◆ PROBLEM: Search the listing below for the word "CITY" and copy each line that holds it.

◆ EXERCISE INPUT:
◇ ◇ ◇
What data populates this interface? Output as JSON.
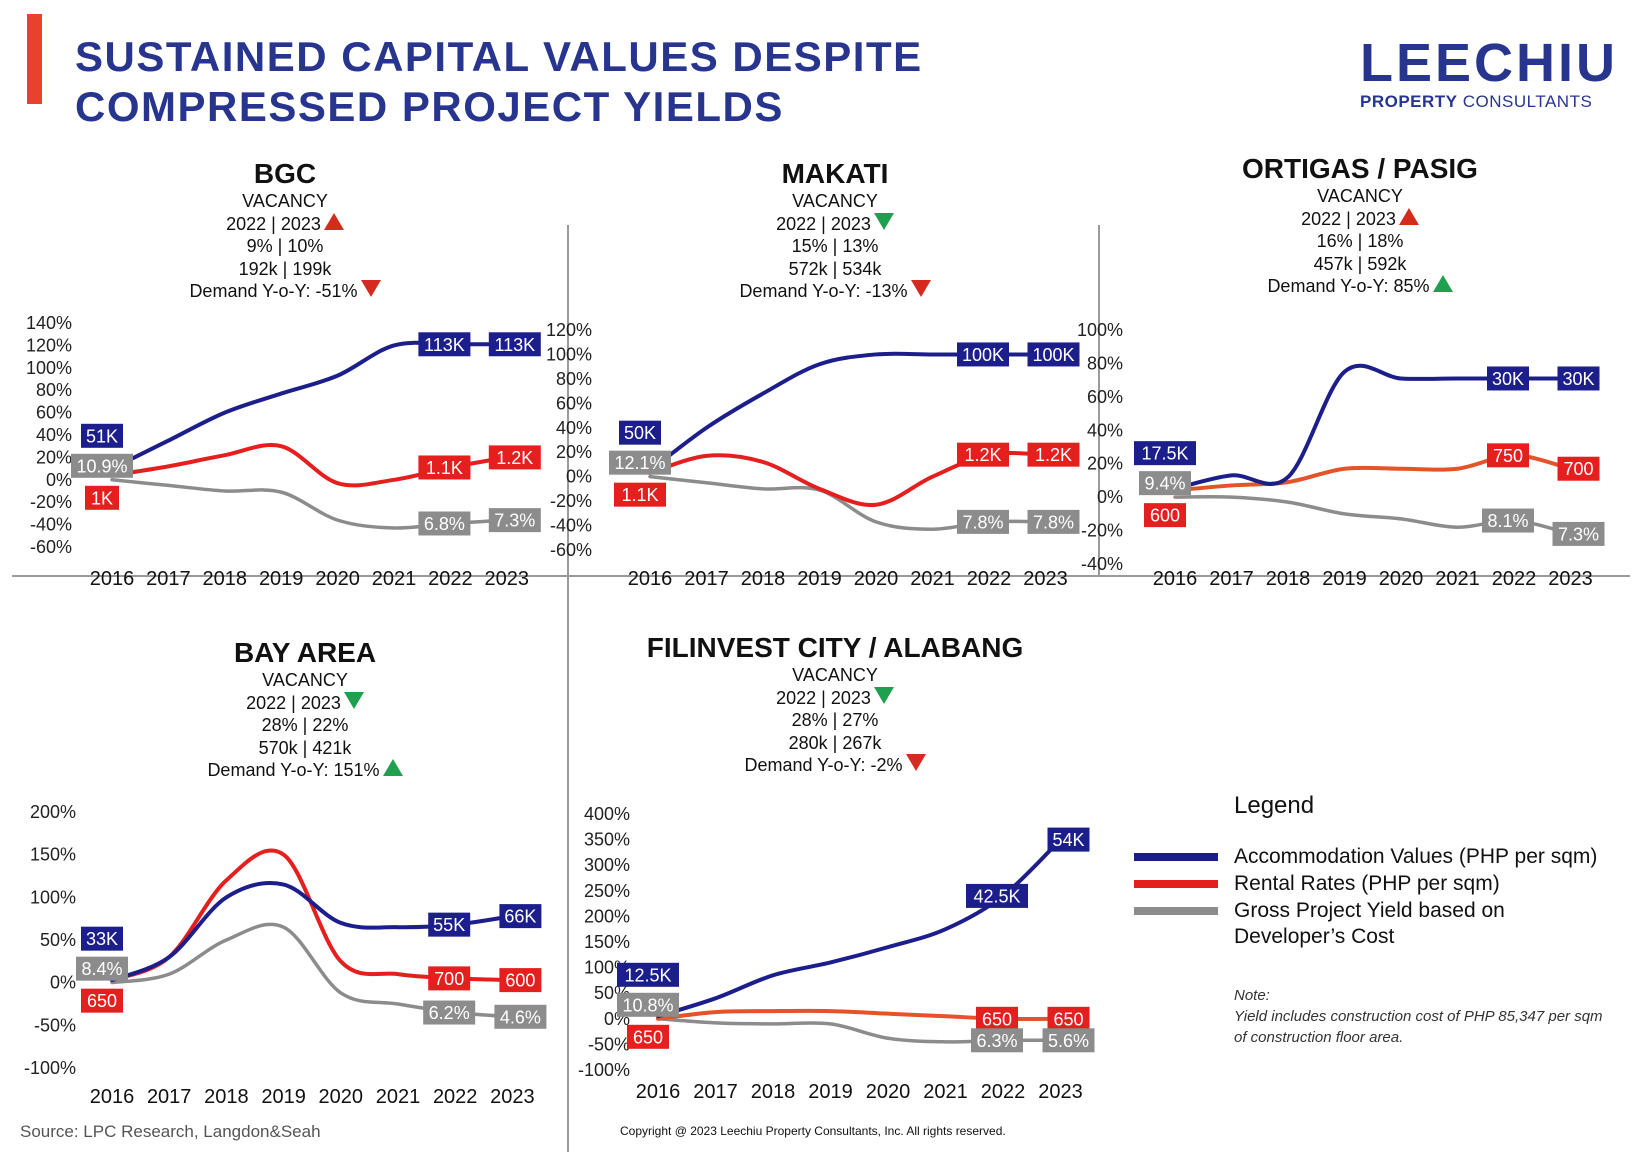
{
  "title_line1": "SUSTAINED CAPITAL VALUES DESPITE",
  "title_line2": "COMPRESSED PROJECT YIELDS",
  "logo": {
    "main": "LEECHIU",
    "sub_bold": "PROPERTY",
    "sub_rest": " CONSULTANTS"
  },
  "colors": {
    "accommodation": "#1c1e8c",
    "rental": "#e51e1e",
    "rental_alt": "#e5532a",
    "yield": "#8c8c8c",
    "title": "#27358f",
    "accent": "#e8412c"
  },
  "panels": [
    {
      "name": "BGC",
      "vacancy_label": "VACANCY",
      "years": "2022 | 2023",
      "vacancy_trend": "up",
      "vacancy_pct": "9% |  10%",
      "vacancy_sqm": "192k | 199k",
      "demand": "Demand Y-o-Y: -51%",
      "demand_trend": "down"
    },
    {
      "name": "MAKATI",
      "vacancy_label": "VACANCY",
      "years": "2022 | 2023",
      "vacancy_trend": "down",
      "vacancy_pct": "15% |  13%",
      "vacancy_sqm": "572k | 534k",
      "demand": "Demand Y-o-Y: -13%",
      "demand_trend": "down"
    },
    {
      "name": "ORTIGAS  / PASIG",
      "vacancy_label": "VACANCY",
      "years": "2022 | 2023",
      "vacancy_trend": "up",
      "vacancy_pct": "16% |  18%",
      "vacancy_sqm": "457k | 592k",
      "demand": "Demand Y-o-Y: 85%",
      "demand_trend": "up"
    },
    {
      "name": "BAY AREA",
      "vacancy_label": "VACANCY",
      "years": "2022 | 2023",
      "vacancy_trend": "down",
      "vacancy_pct": "28% |  22%",
      "vacancy_sqm": "570k | 421k",
      "demand": "Demand Y-o-Y: 151%",
      "demand_trend": "up"
    },
    {
      "name": "FILINVEST CITY / ALABANG",
      "vacancy_label": "VACANCY",
      "years": "2022 | 2023",
      "vacancy_trend": "down",
      "vacancy_pct": "28% |  27%",
      "vacancy_sqm": "280k | 267k",
      "demand": "Demand Y-o-Y: -2%",
      "demand_trend": "down"
    }
  ],
  "chart_data": [
    {
      "type": "line",
      "title": "BGC",
      "x": [
        "2016",
        "2017",
        "2018",
        "2019",
        "2020",
        "2021",
        "2022",
        "2023"
      ],
      "y_ticks": [
        "140%",
        "120%",
        "100%",
        "80%",
        "60%",
        "40%",
        "20%",
        "0%",
        "-20%",
        "-40%",
        "-60%"
      ],
      "ylim": [
        -60,
        140
      ],
      "series": [
        {
          "name": "Accommodation Values (PHP per sqm)",
          "values": [
            10,
            35,
            60,
            77,
            93,
            120,
            121,
            121
          ],
          "start_label": "51K",
          "end_labels": [
            "113K",
            "113K"
          ]
        },
        {
          "name": "Rental Rates (PHP per sqm)",
          "values": [
            4,
            12,
            22,
            30,
            -3,
            0,
            11,
            20
          ],
          "start_label": "1K",
          "end_labels": [
            "1.1K",
            "1.2K"
          ]
        },
        {
          "name": "Gross Project Yield based on Developer's Cost",
          "values": [
            0,
            -5,
            -10,
            -11,
            -36,
            -43,
            -39,
            -36
          ],
          "start_label": "10.9%",
          "end_labels": [
            "6.8%",
            "7.3%"
          ]
        }
      ]
    },
    {
      "type": "line",
      "title": "MAKATI",
      "x": [
        "2016",
        "2017",
        "2018",
        "2019",
        "2020",
        "2021",
        "2022",
        "2023"
      ],
      "y_ticks": [
        "120%",
        "100%",
        "80%",
        "60%",
        "40%",
        "20%",
        "0%",
        "-20%",
        "-40%",
        "-60%"
      ],
      "ylim": [
        -60,
        120
      ],
      "series": [
        {
          "name": "Accommodation Values (PHP per sqm)",
          "values": [
            5,
            40,
            68,
            92,
            100,
            100,
            100,
            100
          ],
          "start_label": "50K",
          "end_labels": [
            "100K",
            "100K"
          ]
        },
        {
          "name": "Rental Rates (PHP per sqm)",
          "values": [
            3,
            17,
            12,
            -10,
            -23,
            0,
            18,
            18
          ],
          "start_label": "1.1K",
          "end_labels": [
            "1.2K",
            "1.2K"
          ]
        },
        {
          "name": "Gross Project Yield based on Developer's Cost",
          "values": [
            0,
            -5,
            -10,
            -11,
            -37,
            -43,
            -37,
            -37
          ],
          "start_label": "12.1%",
          "end_labels": [
            "7.8%",
            "7.8%"
          ]
        }
      ]
    },
    {
      "type": "line",
      "title": "ORTIGAS  / PASIG",
      "x": [
        "2016",
        "2017",
        "2018",
        "2019",
        "2020",
        "2021",
        "2022",
        "2023"
      ],
      "y_ticks": [
        "100%",
        "80%",
        "60%",
        "40%",
        "20%",
        "0%",
        "-20%",
        "-40%"
      ],
      "ylim": [
        -40,
        100
      ],
      "series": [
        {
          "name": "Accommodation Values (PHP per sqm)",
          "values": [
            5,
            13,
            12,
            75,
            71,
            71,
            71,
            71
          ],
          "start_label": "17.5K",
          "end_labels": [
            "30K",
            "30K"
          ]
        },
        {
          "name": "Rental Rates (PHP per sqm)",
          "values": [
            4,
            7,
            9,
            17,
            17,
            17,
            25,
            17
          ],
          "start_label": "600",
          "end_labels": [
            "750",
            "700"
          ]
        },
        {
          "name": "Gross Project Yield based on Developer's Cost",
          "values": [
            0,
            0,
            -3,
            -10,
            -13,
            -18,
            -14,
            -22
          ],
          "start_label": "9.4%",
          "end_labels": [
            "8.1%",
            "7.3%"
          ]
        }
      ]
    },
    {
      "type": "line",
      "title": "BAY AREA",
      "x": [
        "2016",
        "2017",
        "2018",
        "2019",
        "2020",
        "2021",
        "2022",
        "2023"
      ],
      "y_ticks": [
        "200%",
        "150%",
        "100%",
        "50%",
        "0%",
        "-50%",
        "-100%"
      ],
      "ylim": [
        -100,
        200
      ],
      "series": [
        {
          "name": "Accommodation Values (PHP per sqm)",
          "values": [
            3,
            30,
            100,
            115,
            70,
            65,
            68,
            78
          ],
          "start_label": "33K",
          "end_labels": [
            "55K",
            "66K"
          ]
        },
        {
          "name": "Rental Rates (PHP per sqm)",
          "values": [
            3,
            30,
            120,
            150,
            25,
            10,
            5,
            3
          ],
          "start_label": "650",
          "end_labels": [
            "700",
            "600"
          ]
        },
        {
          "name": "Gross Project Yield based on Developer's Cost",
          "values": [
            0,
            10,
            50,
            65,
            -12,
            -25,
            -35,
            -40
          ],
          "start_label": "8.4%",
          "end_labels": [
            "6.2%",
            "4.6%"
          ]
        }
      ]
    },
    {
      "type": "line",
      "title": "FILINVEST CITY / ALABANG",
      "x": [
        "2016",
        "2017",
        "2018",
        "2019",
        "2020",
        "2021",
        "2022",
        "2023"
      ],
      "y_ticks": [
        "400%",
        "350%",
        "300%",
        "250%",
        "200%",
        "150%",
        "100%",
        "50%",
        "0%",
        "-50%",
        "-100%"
      ],
      "ylim": [
        -100,
        400
      ],
      "series": [
        {
          "name": "Accommodation Values (PHP per sqm)",
          "values": [
            5,
            40,
            85,
            110,
            140,
            175,
            240,
            350
          ],
          "start_label": "12.5K",
          "end_labels": [
            "42.5K",
            "54K"
          ]
        },
        {
          "name": "Rental Rates (PHP per sqm)",
          "values": [
            0,
            13,
            15,
            15,
            10,
            5,
            0,
            0
          ],
          "start_label": "650",
          "end_labels": [
            "650",
            "650"
          ]
        },
        {
          "name": "Gross Project Yield based on Developer's Cost",
          "values": [
            0,
            -8,
            -10,
            -10,
            -38,
            -45,
            -42,
            -42
          ],
          "start_label": "10.8%",
          "end_labels": [
            "6.3%",
            "5.6%"
          ]
        }
      ]
    }
  ],
  "legend": {
    "title": "Legend",
    "items": [
      {
        "label": "Accommodation Values (PHP per sqm)",
        "color": "#1c1e8c"
      },
      {
        "label": "Rental Rates (PHP per sqm)",
        "color": "#e51e1e"
      },
      {
        "label": "Gross Project Yield based on",
        "label2": "Developer’s Cost",
        "color": "#8c8c8c"
      }
    ]
  },
  "note": {
    "heading": "Note:",
    "text": "Yield includes construction cost of PHP 85,347  per sqm of construction floor area."
  },
  "source": "Source: LPC Research, Langdon&Seah",
  "copyright": "Copyright @ 2023 Leechiu Property Consultants, Inc. All rights reserved."
}
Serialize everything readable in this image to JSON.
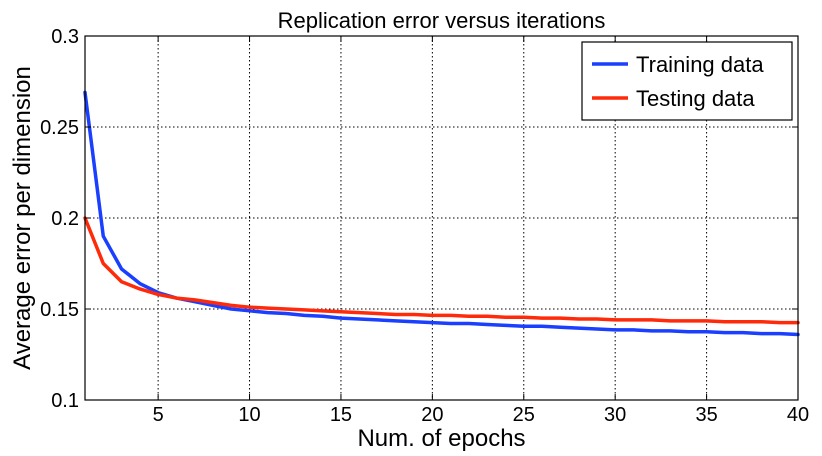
{
  "chart_data": {
    "type": "line",
    "title": "Replication error versus iterations",
    "xlabel": "Num. of epochs",
    "ylabel": "Average error per dimension",
    "xlim": [
      1,
      40
    ],
    "ylim": [
      0.1,
      0.3
    ],
    "x_ticks": [
      5,
      10,
      15,
      20,
      25,
      30,
      35,
      40
    ],
    "x_tick_labels": [
      "5",
      "10",
      "15",
      "20",
      "25",
      "30",
      "35",
      "40"
    ],
    "y_ticks": [
      0.1,
      0.15,
      0.2,
      0.25,
      0.3
    ],
    "y_tick_labels": [
      "0.1",
      "0.15",
      "0.2",
      "0.25",
      "0.3"
    ],
    "grid": true,
    "legend_position": "top-right",
    "x": [
      1,
      2,
      3,
      4,
      5,
      6,
      7,
      8,
      9,
      10,
      11,
      12,
      13,
      14,
      15,
      16,
      17,
      18,
      19,
      20,
      21,
      22,
      23,
      24,
      25,
      26,
      27,
      28,
      29,
      30,
      31,
      32,
      33,
      34,
      35,
      36,
      37,
      38,
      39,
      40
    ],
    "series": [
      {
        "name": "Training data",
        "color": "#1a3fff",
        "values": [
          0.269,
          0.19,
          0.172,
          0.164,
          0.159,
          0.156,
          0.154,
          0.152,
          0.15,
          0.149,
          0.148,
          0.1475,
          0.1465,
          0.146,
          0.145,
          0.1445,
          0.144,
          0.1435,
          0.143,
          0.1425,
          0.142,
          0.142,
          0.1415,
          0.141,
          0.1405,
          0.1405,
          0.14,
          0.1395,
          0.139,
          0.1385,
          0.1385,
          0.138,
          0.138,
          0.1375,
          0.1375,
          0.137,
          0.137,
          0.1365,
          0.1365,
          0.136
        ]
      },
      {
        "name": "Testing data",
        "color": "#ff2a0a",
        "values": [
          0.2,
          0.175,
          0.165,
          0.161,
          0.158,
          0.156,
          0.155,
          0.1535,
          0.152,
          0.151,
          0.1505,
          0.15,
          0.1495,
          0.149,
          0.1485,
          0.148,
          0.1475,
          0.147,
          0.147,
          0.1465,
          0.1465,
          0.146,
          0.146,
          0.1455,
          0.1455,
          0.145,
          0.145,
          0.1445,
          0.1445,
          0.144,
          0.144,
          0.144,
          0.1435,
          0.1435,
          0.1435,
          0.143,
          0.143,
          0.143,
          0.1425,
          0.1425
        ]
      }
    ]
  }
}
◇ ◇ ◇
◆ SOLUTION:
      "name": "FILINVEST CITY / ALABANG",
      "title": "FILINVEST CITY / ALABANG",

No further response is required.